%%

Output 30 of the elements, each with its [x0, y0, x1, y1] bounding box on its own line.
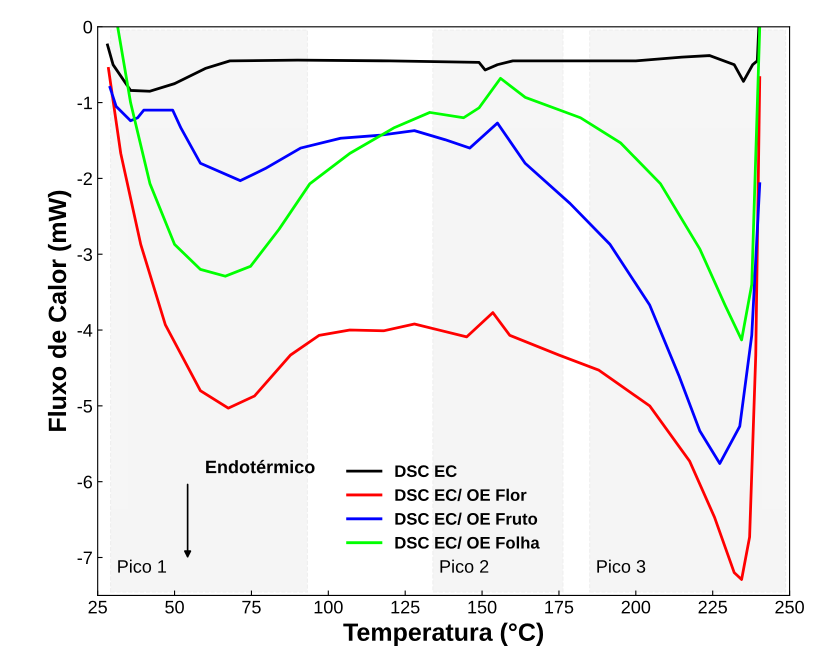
y-axis-title: Fluxo de Calor (mW) — [48, 190, 72, 431]
x-tick-label: 125 — [392, 600, 420, 614]
x-tick-label: 100 — [314, 600, 343, 614]
legend-label: DSC EC/ OE Flor — [395, 488, 526, 502]
x-tick-label: 200 — [622, 600, 650, 614]
legend-label: DSC EC — [395, 465, 457, 478]
y-tick-label: -7 — [78, 552, 92, 564]
y-tick-label: -6 — [78, 476, 92, 488]
y-tick-label: -1 — [78, 96, 92, 110]
x-tick-label: 75 — [242, 600, 261, 614]
x-tick-label: 225 — [698, 600, 728, 614]
band-label: Pico 2 — [440, 560, 488, 573]
band-label: Pico 3 — [597, 560, 646, 573]
x-tick-label: 150 — [468, 600, 496, 614]
x-axis-title: Temperatura (°C) — [343, 622, 544, 646]
legend-label: DSC EC/ OE Fruto — [395, 512, 538, 525]
band-label: Pico 1 — [118, 560, 166, 573]
x-tick-label: 175 — [545, 600, 574, 614]
y-tick-label: -3 — [78, 248, 92, 261]
y-tick-label: 0 — [83, 20, 92, 34]
y-tick-label: -5 — [78, 400, 92, 413]
legend-label: DSC EC/ OE Folha — [395, 536, 540, 549]
y-tick-label: -2 — [78, 172, 92, 185]
x-tick-label: 25 — [88, 600, 107, 614]
annotation: Endotérmico — [206, 460, 315, 474]
line-series — [116, 26, 762, 342]
y-tick-label: -4 — [78, 324, 92, 337]
x-tick-label: 50 — [165, 600, 184, 614]
line-series — [107, 67, 762, 581]
x-tick-label: 250 — [775, 600, 804, 614]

%%

▶ _Set exercise_
Rename "band-label" to "peak-label" throughout the entries above and leave everything else unchanged. Omit the pictures from your answer.

▶ _Answer in full_
Output 30 of the elements, each with its [x0, y0, x1, y1] bounding box on its own line.
y-axis-title: Fluxo de Calor (mW) — [48, 190, 72, 431]
x-tick-label: 125 — [392, 600, 420, 614]
x-tick-label: 100 — [314, 600, 343, 614]
legend-label: DSC EC/ OE Flor — [395, 488, 526, 502]
x-tick-label: 200 — [622, 600, 650, 614]
legend-label: DSC EC — [395, 465, 457, 478]
y-tick-label: -7 — [78, 552, 92, 564]
y-tick-label: -6 — [78, 476, 92, 488]
y-tick-label: -1 — [78, 96, 92, 110]
x-tick-label: 75 — [242, 600, 261, 614]
x-tick-label: 225 — [698, 600, 728, 614]
peak-label: Pico 2 — [440, 560, 488, 573]
peak-label: Pico 3 — [597, 560, 646, 573]
x-tick-label: 150 — [468, 600, 496, 614]
x-axis-title: Temperatura (°C) — [343, 622, 544, 646]
legend-label: DSC EC/ OE Fruto — [395, 512, 538, 525]
peak-label: Pico 1 — [118, 560, 166, 573]
x-tick-label: 175 — [545, 600, 574, 614]
y-tick-label: -3 — [78, 248, 92, 261]
y-tick-label: 0 — [83, 20, 92, 34]
y-tick-label: -5 — [78, 400, 92, 413]
legend-label: DSC EC/ OE Folha — [395, 536, 540, 549]
y-tick-label: -2 — [78, 172, 92, 185]
x-tick-label: 25 — [88, 600, 107, 614]
annotation: Endotérmico — [206, 460, 315, 474]
line-series — [116, 26, 762, 342]
y-tick-label: -4 — [78, 324, 92, 337]
x-tick-label: 50 — [165, 600, 184, 614]
line-series — [107, 67, 762, 581]
x-tick-label: 250 — [775, 600, 804, 614]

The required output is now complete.